─── Input

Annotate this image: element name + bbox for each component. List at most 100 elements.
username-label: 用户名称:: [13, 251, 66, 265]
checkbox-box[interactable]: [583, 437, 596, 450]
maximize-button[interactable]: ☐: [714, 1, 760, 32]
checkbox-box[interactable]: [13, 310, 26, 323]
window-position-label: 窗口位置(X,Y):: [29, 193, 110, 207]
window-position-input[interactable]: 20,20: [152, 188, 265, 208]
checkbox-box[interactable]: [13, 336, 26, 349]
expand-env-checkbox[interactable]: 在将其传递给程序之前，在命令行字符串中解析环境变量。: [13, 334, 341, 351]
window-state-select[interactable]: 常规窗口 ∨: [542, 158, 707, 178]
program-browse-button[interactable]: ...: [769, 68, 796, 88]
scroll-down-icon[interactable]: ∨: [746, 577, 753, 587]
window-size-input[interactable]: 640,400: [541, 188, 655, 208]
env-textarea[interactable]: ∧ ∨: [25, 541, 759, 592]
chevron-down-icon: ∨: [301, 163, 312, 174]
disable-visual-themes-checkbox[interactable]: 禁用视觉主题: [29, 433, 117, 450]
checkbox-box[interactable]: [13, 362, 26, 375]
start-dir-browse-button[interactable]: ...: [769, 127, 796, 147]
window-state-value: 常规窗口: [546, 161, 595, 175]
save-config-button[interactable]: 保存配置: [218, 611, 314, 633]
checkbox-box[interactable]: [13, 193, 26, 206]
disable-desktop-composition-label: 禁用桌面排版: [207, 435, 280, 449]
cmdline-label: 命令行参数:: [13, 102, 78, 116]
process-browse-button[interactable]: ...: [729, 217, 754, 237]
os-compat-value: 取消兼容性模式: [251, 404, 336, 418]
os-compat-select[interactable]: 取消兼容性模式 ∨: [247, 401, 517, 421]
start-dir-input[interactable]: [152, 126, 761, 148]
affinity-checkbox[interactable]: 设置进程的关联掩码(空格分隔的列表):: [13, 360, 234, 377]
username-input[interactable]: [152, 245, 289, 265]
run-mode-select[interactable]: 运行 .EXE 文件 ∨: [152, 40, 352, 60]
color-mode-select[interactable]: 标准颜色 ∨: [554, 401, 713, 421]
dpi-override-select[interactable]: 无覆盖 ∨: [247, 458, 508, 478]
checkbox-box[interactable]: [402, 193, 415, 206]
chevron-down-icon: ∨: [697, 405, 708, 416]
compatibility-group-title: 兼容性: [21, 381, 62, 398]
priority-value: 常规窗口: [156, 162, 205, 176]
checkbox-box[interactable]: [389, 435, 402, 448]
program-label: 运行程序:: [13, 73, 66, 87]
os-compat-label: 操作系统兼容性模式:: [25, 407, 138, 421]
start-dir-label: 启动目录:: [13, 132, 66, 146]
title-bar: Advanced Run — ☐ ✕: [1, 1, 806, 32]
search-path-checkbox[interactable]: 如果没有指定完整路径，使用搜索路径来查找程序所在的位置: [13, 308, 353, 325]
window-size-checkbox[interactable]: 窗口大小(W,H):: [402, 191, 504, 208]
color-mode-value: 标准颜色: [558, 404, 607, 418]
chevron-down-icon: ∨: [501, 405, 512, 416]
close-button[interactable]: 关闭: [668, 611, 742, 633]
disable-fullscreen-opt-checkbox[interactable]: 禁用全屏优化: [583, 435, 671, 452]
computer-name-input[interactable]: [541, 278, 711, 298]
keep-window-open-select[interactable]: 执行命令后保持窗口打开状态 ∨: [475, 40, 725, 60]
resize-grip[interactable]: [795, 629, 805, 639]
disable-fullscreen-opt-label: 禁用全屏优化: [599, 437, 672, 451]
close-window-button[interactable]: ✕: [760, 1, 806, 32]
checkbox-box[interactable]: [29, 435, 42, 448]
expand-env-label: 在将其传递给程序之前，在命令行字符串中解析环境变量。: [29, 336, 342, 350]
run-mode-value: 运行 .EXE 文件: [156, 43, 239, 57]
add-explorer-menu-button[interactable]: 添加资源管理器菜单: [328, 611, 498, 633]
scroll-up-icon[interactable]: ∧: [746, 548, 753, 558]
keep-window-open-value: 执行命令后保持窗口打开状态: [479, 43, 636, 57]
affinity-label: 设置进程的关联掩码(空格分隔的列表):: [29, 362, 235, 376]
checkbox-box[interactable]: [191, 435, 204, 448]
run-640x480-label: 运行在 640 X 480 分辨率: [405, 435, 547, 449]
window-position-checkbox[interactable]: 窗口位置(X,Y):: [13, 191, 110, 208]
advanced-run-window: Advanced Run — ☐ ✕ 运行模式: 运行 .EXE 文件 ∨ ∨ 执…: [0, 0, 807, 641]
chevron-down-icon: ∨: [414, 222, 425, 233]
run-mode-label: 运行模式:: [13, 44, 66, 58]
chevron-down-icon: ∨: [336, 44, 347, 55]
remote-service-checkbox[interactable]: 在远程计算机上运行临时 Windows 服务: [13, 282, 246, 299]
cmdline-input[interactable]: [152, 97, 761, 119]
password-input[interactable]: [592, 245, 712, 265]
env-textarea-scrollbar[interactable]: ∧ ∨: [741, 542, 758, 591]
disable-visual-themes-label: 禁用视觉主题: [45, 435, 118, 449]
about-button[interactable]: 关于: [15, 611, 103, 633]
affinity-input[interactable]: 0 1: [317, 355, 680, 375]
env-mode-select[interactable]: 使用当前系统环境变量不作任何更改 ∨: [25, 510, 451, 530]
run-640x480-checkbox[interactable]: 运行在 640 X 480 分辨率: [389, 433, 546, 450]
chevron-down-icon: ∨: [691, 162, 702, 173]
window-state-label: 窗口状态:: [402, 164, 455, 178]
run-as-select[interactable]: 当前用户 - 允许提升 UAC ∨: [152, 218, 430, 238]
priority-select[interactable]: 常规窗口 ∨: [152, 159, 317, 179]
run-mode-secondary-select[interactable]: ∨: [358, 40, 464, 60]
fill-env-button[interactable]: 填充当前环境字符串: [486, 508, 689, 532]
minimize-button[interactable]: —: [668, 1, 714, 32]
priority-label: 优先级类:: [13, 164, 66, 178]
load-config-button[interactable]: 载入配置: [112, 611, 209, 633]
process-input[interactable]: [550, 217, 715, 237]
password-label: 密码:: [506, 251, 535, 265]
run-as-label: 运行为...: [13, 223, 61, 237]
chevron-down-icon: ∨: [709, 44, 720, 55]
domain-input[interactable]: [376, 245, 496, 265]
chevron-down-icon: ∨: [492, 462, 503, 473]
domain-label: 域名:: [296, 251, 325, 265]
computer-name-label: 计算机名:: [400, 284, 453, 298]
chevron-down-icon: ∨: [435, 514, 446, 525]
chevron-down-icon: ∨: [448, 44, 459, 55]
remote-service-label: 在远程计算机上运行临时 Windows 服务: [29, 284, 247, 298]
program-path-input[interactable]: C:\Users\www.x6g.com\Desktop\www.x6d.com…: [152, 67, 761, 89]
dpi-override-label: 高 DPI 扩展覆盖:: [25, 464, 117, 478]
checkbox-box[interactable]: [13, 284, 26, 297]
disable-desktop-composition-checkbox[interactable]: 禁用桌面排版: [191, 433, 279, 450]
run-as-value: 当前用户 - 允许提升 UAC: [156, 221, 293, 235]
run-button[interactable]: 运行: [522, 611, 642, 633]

──────

• [Exercise]:
Turn the listing above, from its first line up to and including the line with "checkbox-box[interactable]: [13, 362, 26, 375]", into a JSON list of strings with one string per line and no blank lines.

• [The output]:
[
  "Annotate this image: element name + bbox for each component. List at most 100 elements.",
  "username-label: 用户名称:: [13, 251, 66, 265]",
  "checkbox-box[interactable]: [583, 437, 596, 450]",
  "maximize-button[interactable]: ☐: [714, 1, 760, 32]",
  "checkbox-box[interactable]: [13, 310, 26, 323]",
  "window-position-label: 窗口位置(X,Y):: [29, 193, 110, 207]",
  "window-position-input[interactable]: 20,20: [152, 188, 265, 208]",
  "checkbox-box[interactable]: [13, 336, 26, 349]",
  "expand-env-checkbox[interactable]: 在将其传递给程序之前，在命令行字符串中解析环境变量。: [13, 334, 341, 351]",
  "window-state-select[interactable]: 常规窗口 ∨: [542, 158, 707, 178]",
  "program-browse-button[interactable]: ...: [769, 68, 796, 88]",
  "scroll-down-icon[interactable]: ∨: [746, 577, 753, 587]",
  "window-size-input[interactable]: 640,400: [541, 188, 655, 208]",
  "env-textarea[interactable]: ∧ ∨: [25, 541, 759, 592]",
  "chevron-down-icon: ∨: [301, 163, 312, 174]",
  "disable-visual-themes-checkbox[interactable]: 禁用视觉主题: [29, 433, 117, 450]",
  "checkbox-box[interactable]: [13, 362, 26, 375]"
]